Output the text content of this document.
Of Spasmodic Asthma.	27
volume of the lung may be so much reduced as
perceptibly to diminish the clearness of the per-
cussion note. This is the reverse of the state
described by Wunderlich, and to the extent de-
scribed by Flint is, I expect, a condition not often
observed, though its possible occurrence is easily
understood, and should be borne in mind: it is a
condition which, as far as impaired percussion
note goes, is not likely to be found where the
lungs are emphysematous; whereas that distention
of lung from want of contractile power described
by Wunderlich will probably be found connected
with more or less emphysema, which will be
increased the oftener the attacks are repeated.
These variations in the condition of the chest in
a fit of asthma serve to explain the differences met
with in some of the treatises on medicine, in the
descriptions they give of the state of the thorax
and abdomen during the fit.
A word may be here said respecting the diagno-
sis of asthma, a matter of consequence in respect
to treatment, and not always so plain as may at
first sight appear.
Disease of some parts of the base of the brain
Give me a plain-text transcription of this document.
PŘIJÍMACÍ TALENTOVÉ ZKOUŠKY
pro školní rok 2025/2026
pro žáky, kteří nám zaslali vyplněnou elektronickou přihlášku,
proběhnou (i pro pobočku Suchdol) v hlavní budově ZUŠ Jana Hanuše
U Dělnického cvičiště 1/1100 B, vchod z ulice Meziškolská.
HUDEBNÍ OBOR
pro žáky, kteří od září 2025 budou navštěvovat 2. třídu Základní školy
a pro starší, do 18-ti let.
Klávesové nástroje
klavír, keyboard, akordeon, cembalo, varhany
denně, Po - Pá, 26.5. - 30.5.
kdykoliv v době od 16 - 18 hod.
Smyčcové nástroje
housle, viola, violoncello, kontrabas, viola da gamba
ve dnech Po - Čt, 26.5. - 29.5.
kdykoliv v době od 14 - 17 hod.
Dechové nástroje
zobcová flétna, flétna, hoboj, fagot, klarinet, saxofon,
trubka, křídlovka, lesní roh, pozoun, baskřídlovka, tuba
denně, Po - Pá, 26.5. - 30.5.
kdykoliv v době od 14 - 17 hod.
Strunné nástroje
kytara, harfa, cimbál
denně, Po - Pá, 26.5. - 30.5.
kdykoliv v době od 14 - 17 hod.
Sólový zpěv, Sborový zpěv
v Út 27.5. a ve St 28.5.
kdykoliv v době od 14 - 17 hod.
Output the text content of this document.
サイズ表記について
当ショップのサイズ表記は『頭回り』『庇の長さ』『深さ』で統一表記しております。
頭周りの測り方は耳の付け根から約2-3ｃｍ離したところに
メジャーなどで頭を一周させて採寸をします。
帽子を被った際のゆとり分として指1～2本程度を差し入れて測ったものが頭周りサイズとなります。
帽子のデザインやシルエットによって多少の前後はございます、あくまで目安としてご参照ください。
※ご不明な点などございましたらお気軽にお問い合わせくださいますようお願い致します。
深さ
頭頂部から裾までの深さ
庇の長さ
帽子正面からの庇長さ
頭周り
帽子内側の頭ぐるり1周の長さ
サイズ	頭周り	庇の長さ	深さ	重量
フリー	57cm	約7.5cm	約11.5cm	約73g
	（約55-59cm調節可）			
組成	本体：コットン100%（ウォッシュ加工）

**Task to carry out:**
Using the data above, repeat every line exactly.

**Exercise output:**
Output the text content of this document.
Of Spasmodic Asthma.	27
volume of the lung may be so much reduced as
perceptibly to diminish the clearness of the per-
cussion note. This is the reverse of the state
described by Wunderlich, and to the extent de-
scribed by Flint is, I expect, a condition not often
observed, though its possible occurrence is easily
understood, and should be borne in mind: it is a
condition which, as far as impaired percussion
note goes, is not likely to be found where the
lungs are emphysematous; whereas that distention
of lung from want of contractile power described
by Wunderlich will probably be found connected
with more or less emphysema, which will be
increased the oftener the attacks are repeated.
These variations in the condition of the chest in
a fit of asthma serve to explain the differences met
with in some of the treatises on medicine, in the
descriptions they give of the state of the thorax
and abdomen during the fit.
A word may be here said respecting the diagno-
sis of asthma, a matter of consequence in respect
to treatment, and not always so plain as may at
first sight appear.
Disease of some parts of the base of the brain
Give me a plain-text transcription of this document.
PŘIJÍMACÍ TALENTOVÉ ZKOUŠKY
pro školní rok 2025/2026
pro žáky, kteří nám zaslali vyplněnou elektronickou přihlášku,
proběhnou (i pro pobočku Suchdol) v hlavní budově ZUŠ Jana Hanuše
U Dělnického cvičiště 1/1100 B, vchod z ulice Meziškolská.
HUDEBNÍ OBOR
pro žáky, kteří od září 2025 budou navštěvovat 2. třídu Základní školy
a pro starší, do 18-ti let.
Klávesové nástroje
klavír, keyboard, akordeon, cembalo, varhany
denně, Po - Pá, 26.5. - 30.5.
kdykoliv v době od 16 - 18 hod.
Smyčcové nástroje
housle, viola, violoncello, kontrabas, viola da gamba
ve dnech Po - Čt, 26.5. - 29.5.
kdykoliv v době od 14 - 17 hod.
Dechové nástroje
zobcová flétna, flétna, hoboj, fagot, klarinet, saxofon,
trubka, křídlovka, lesní roh, pozoun, baskřídlovka, tuba
denně, Po - Pá, 26.5. - 30.5.
kdykoliv v době od 14 - 17 hod.
Strunné nástroje
kytara, harfa, cimbál
denně, Po - Pá, 26.5. - 30.5.
kdykoliv v době od 14 - 17 hod.
Sólový zpěv, Sborový zpěv
v Út 27.5. a ve St 28.5.
kdykoliv v době od 14 - 17 hod.
Output the text content of this document.
サイズ表記について
当ショップのサイズ表記は『頭回り』『庇の長さ』『深さ』で統一表記しております。
頭周りの測り方は耳の付け根から約2-3ｃｍ離したところに
メジャーなどで頭を一周させて採寸をします。
帽子を被った際のゆとり分として指1～2本程度を差し入れて測ったものが頭周りサイズとなります。
帽子のデザインやシルエットによって多少の前後はございます、あくまで目安としてご参照ください。
※ご不明な点などございましたらお気軽にお問い合わせくださいますようお願い致します。
深さ
頭頂部から裾までの深さ
庇の長さ
帽子正面からの庇長さ
頭周り
帽子内側の頭ぐるり1周の長さ
サイズ	頭周り	庇の長さ	深さ	重量
フリー	57cm	約7.5cm	約11.5cm	約73g
	（約55-59cm調節可）			
組成	本体：コットン100%（ウォッシュ加工）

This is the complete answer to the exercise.